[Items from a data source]
+++

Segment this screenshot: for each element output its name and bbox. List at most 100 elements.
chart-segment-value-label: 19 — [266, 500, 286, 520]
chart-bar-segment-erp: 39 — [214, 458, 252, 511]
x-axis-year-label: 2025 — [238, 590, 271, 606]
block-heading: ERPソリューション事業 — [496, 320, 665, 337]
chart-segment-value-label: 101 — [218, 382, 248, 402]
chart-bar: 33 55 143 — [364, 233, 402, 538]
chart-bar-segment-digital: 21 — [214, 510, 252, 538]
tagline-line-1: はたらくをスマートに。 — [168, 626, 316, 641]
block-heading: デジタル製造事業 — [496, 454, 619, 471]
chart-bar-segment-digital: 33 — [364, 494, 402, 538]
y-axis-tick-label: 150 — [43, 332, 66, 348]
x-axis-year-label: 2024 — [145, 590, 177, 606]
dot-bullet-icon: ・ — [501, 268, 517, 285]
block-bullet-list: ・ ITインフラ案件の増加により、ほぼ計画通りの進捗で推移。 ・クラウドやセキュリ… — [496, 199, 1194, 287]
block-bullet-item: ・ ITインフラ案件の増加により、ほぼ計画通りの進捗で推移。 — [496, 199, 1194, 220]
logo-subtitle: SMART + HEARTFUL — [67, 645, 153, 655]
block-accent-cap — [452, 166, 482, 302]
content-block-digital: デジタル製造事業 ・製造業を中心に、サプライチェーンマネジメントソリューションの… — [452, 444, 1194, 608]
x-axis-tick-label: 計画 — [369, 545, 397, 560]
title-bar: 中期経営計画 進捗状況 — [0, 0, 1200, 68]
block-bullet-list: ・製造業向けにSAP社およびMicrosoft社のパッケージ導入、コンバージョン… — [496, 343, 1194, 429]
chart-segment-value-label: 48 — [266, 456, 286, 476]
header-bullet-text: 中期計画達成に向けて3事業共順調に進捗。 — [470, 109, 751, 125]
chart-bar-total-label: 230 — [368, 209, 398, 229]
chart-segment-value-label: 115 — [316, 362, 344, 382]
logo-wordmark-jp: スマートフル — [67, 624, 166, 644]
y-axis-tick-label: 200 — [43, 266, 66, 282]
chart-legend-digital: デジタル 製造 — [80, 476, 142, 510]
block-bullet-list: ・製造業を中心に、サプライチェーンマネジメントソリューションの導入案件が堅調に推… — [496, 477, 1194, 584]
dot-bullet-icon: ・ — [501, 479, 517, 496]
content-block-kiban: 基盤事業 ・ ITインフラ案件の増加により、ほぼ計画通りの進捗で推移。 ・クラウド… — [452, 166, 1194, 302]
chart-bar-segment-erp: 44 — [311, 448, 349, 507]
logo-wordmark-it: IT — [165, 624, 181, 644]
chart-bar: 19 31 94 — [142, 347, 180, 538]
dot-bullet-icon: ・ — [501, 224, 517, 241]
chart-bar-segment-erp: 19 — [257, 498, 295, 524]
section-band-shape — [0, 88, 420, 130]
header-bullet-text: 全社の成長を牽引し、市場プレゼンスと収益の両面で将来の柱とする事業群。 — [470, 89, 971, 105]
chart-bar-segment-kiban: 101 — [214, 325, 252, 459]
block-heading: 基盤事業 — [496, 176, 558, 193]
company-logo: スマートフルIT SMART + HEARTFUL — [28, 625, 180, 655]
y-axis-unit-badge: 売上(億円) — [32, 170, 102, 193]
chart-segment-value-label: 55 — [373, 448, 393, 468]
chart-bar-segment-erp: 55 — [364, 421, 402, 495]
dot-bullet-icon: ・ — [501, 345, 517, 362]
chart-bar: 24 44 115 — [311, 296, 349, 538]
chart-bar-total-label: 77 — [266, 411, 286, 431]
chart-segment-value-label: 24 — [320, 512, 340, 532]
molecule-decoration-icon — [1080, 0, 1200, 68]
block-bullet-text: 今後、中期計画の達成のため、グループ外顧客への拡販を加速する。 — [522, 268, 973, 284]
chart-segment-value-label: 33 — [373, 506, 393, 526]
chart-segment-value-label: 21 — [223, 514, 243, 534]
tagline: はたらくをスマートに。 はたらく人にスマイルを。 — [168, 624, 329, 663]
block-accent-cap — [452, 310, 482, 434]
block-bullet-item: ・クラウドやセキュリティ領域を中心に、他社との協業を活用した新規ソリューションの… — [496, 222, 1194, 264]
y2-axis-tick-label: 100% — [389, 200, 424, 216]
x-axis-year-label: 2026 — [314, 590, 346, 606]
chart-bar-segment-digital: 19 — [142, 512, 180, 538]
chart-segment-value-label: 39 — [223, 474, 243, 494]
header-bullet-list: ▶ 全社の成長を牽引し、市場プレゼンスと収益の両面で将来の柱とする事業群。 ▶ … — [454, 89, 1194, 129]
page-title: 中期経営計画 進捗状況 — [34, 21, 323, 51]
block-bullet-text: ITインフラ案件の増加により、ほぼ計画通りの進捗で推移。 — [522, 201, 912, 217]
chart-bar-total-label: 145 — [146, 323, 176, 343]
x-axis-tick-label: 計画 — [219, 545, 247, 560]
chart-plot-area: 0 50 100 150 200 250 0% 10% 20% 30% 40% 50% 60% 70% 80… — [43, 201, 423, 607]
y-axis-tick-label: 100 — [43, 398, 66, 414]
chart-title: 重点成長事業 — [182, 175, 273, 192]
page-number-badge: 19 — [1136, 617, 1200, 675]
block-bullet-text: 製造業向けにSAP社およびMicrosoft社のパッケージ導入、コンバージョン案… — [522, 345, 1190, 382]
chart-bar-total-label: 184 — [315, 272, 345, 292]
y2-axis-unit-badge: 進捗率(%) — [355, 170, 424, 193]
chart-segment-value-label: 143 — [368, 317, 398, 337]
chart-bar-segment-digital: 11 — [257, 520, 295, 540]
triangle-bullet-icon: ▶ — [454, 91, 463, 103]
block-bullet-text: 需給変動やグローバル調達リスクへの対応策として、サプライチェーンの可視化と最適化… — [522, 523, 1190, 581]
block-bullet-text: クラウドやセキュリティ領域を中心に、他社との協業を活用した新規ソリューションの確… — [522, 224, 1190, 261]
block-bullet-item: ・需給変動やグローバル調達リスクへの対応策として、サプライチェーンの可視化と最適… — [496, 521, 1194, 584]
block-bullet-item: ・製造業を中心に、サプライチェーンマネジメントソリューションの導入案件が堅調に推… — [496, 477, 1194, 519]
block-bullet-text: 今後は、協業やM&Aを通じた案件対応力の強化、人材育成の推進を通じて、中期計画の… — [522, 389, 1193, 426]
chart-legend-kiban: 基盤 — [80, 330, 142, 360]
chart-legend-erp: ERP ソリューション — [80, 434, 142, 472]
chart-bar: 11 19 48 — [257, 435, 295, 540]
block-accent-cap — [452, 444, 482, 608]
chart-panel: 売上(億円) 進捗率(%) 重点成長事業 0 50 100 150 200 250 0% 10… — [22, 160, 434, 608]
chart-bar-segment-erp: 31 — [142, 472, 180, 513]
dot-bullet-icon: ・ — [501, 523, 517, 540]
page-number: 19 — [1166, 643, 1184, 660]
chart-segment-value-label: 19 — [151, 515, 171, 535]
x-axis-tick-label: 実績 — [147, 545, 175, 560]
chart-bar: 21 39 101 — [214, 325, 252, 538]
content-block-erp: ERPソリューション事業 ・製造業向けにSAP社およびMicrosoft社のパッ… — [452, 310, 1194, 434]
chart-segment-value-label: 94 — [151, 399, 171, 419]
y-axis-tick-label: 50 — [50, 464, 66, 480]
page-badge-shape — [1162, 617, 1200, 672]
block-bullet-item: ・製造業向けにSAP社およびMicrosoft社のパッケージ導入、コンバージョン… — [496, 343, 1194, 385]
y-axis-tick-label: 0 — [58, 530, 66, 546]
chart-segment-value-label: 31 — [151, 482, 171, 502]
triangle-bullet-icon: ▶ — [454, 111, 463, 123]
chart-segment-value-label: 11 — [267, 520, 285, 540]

+++

__Aim__.
Lay out the records as a numbered list, from the first line of the records through the line containing "block-heading: ERPソリューション事業 —", both included, with blank lines omitted.

__Solution__.
1. Segment this screenshot: for each element output its name and bbox. List at most 100 elements.
2. chart-segment-value-label: 19 — [266, 500, 286, 520]
3. chart-bar-segment-erp: 39 — [214, 458, 252, 511]
4. x-axis-year-label: 2025 — [238, 590, 271, 606]
5. block-heading: ERPソリューション事業 — [496, 320, 665, 337]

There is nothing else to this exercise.